■ Goal: Select all lines with the string "marker" in them, and copy those lines.

[Stored data entries]

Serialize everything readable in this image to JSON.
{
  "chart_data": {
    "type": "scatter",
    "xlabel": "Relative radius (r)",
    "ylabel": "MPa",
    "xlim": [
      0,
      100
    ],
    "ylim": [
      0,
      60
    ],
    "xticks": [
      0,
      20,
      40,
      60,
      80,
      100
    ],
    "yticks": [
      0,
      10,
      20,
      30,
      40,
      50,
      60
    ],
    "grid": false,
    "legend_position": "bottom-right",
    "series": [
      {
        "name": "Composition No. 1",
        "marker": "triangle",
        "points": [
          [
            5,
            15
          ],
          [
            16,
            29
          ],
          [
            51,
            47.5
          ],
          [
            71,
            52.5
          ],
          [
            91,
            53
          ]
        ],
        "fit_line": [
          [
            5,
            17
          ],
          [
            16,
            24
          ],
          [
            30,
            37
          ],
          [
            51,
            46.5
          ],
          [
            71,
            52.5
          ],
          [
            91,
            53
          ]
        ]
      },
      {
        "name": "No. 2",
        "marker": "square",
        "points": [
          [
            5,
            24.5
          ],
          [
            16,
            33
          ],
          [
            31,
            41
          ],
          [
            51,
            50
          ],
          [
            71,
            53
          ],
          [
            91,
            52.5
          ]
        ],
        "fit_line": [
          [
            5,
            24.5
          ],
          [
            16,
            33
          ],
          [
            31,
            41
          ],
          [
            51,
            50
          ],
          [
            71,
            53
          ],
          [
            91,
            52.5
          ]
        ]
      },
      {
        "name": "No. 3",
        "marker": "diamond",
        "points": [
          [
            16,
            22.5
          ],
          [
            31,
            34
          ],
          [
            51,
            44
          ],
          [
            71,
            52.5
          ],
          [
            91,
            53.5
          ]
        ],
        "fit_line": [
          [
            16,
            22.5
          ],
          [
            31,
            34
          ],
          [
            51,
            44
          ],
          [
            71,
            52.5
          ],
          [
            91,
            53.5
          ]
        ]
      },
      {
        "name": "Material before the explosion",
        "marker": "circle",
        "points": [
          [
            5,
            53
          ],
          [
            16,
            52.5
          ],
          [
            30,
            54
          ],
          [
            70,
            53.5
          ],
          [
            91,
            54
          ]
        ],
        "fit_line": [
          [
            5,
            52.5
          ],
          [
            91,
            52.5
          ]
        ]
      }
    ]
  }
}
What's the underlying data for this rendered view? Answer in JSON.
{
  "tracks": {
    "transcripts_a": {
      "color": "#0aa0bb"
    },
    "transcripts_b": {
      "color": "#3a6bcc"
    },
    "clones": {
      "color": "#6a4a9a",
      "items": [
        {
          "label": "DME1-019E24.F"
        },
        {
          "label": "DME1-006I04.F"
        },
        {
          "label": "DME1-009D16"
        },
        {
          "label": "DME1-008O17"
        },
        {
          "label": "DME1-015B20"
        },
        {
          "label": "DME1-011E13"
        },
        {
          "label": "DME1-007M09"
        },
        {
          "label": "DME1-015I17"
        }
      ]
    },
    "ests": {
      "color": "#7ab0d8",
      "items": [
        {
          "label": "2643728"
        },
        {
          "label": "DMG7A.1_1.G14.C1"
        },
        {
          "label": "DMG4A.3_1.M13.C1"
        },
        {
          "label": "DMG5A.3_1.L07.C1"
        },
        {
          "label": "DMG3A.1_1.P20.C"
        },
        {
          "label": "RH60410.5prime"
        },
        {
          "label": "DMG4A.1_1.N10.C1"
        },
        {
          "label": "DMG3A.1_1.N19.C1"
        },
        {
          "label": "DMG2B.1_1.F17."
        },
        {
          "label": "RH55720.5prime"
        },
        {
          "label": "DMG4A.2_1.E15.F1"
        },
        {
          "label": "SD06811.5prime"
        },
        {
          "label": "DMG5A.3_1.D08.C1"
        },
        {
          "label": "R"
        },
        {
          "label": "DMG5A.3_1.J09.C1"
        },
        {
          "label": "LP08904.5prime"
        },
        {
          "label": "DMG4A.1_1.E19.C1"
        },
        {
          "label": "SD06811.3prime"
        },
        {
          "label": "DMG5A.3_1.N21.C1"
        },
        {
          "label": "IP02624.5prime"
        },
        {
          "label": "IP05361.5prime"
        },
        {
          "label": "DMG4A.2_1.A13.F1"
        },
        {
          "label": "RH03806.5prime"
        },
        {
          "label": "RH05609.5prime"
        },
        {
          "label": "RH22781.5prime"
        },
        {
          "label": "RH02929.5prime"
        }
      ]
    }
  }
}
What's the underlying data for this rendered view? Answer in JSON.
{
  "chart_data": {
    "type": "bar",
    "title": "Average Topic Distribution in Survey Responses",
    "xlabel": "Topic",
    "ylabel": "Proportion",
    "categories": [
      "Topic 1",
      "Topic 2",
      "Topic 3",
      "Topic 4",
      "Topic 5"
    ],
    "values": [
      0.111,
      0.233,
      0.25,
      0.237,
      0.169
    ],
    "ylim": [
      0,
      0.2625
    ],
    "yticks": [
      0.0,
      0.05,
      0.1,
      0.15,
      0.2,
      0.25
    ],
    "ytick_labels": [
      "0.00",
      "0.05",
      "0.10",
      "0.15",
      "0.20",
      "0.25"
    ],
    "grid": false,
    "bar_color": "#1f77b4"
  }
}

■ Response to the exercise:
        "marker": "triangle",
        "marker": "square",
        "marker": "diamond",
        "marker": "circle",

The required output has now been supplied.